>> begin LISTED ENTRIES

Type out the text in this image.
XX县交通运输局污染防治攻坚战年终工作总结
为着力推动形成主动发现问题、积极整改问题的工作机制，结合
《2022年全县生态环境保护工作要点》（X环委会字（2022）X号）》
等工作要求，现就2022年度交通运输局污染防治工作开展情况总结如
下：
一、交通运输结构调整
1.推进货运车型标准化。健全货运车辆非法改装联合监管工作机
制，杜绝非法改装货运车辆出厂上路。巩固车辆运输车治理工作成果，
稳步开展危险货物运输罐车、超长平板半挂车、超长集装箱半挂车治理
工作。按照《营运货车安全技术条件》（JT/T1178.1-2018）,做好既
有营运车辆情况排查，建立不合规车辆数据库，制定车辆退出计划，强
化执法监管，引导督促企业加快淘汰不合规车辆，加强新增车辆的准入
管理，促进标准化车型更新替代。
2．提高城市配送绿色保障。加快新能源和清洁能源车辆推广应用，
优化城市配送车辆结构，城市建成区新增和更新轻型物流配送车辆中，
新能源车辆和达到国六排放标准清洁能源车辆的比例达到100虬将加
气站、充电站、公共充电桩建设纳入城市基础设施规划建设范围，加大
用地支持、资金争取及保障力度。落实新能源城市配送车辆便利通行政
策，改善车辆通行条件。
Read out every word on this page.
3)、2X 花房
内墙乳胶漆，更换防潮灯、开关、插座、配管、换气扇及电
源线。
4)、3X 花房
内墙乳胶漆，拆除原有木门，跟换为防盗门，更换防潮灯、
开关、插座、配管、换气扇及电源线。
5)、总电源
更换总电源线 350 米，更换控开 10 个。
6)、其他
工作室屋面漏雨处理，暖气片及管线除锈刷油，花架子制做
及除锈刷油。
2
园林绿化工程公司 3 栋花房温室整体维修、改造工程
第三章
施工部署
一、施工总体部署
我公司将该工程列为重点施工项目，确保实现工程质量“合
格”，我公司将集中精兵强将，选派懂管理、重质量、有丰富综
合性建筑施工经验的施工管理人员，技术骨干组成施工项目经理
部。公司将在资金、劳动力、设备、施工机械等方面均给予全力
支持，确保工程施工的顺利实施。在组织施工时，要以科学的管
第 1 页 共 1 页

>> end LISTED ENTRIES

TASK TO CARRY OUT: Transcribe the material above in its entirety. Match it exactly.

EXERCISE RESULT:
Type out the text in this image.
XX县交通运输局污染防治攻坚战年终工作总结
为着力推动形成主动发现问题、积极整改问题的工作机制，结合
《2022年全县生态环境保护工作要点》（X环委会字（2022）X号）》
等工作要求，现就2022年度交通运输局污染防治工作开展情况总结如
下：
一、交通运输结构调整
1.推进货运车型标准化。健全货运车辆非法改装联合监管工作机
制，杜绝非法改装货运车辆出厂上路。巩固车辆运输车治理工作成果，
稳步开展危险货物运输罐车、超长平板半挂车、超长集装箱半挂车治理
工作。按照《营运货车安全技术条件》（JT/T1178.1-2018）,做好既
有营运车辆情况排查，建立不合规车辆数据库，制定车辆退出计划，强
化执法监管，引导督促企业加快淘汰不合规车辆，加强新增车辆的准入
管理，促进标准化车型更新替代。
2．提高城市配送绿色保障。加快新能源和清洁能源车辆推广应用，
优化城市配送车辆结构，城市建成区新增和更新轻型物流配送车辆中，
新能源车辆和达到国六排放标准清洁能源车辆的比例达到100虬将加
气站、充电站、公共充电桩建设纳入城市基础设施规划建设范围，加大
用地支持、资金争取及保障力度。落实新能源城市配送车辆便利通行政
策，改善车辆通行条件。
Read out every word on this page.
3)、2X 花房
内墙乳胶漆，更换防潮灯、开关、插座、配管、换气扇及电
源线。
4)、3X 花房
内墙乳胶漆，拆除原有木门，跟换为防盗门，更换防潮灯、
开关、插座、配管、换气扇及电源线。
5)、总电源
更换总电源线 350 米，更换控开 10 个。
6)、其他
工作室屋面漏雨处理，暖气片及管线除锈刷油，花架子制做
及除锈刷油。
2
园林绿化工程公司 3 栋花房温室整体维修、改造工程
第三章
施工部署
一、施工总体部署
我公司将该工程列为重点施工项目，确保实现工程质量“合
格”，我公司将集中精兵强将，选派懂管理、重质量、有丰富综
合性建筑施工经验的施工管理人员，技术骨干组成施工项目经理
部。公司将在资金、劳动力、设备、施工机械等方面均给予全力
支持，确保工程施工的顺利实施。在组织施工时，要以科学的管
第 1 页 共 1 页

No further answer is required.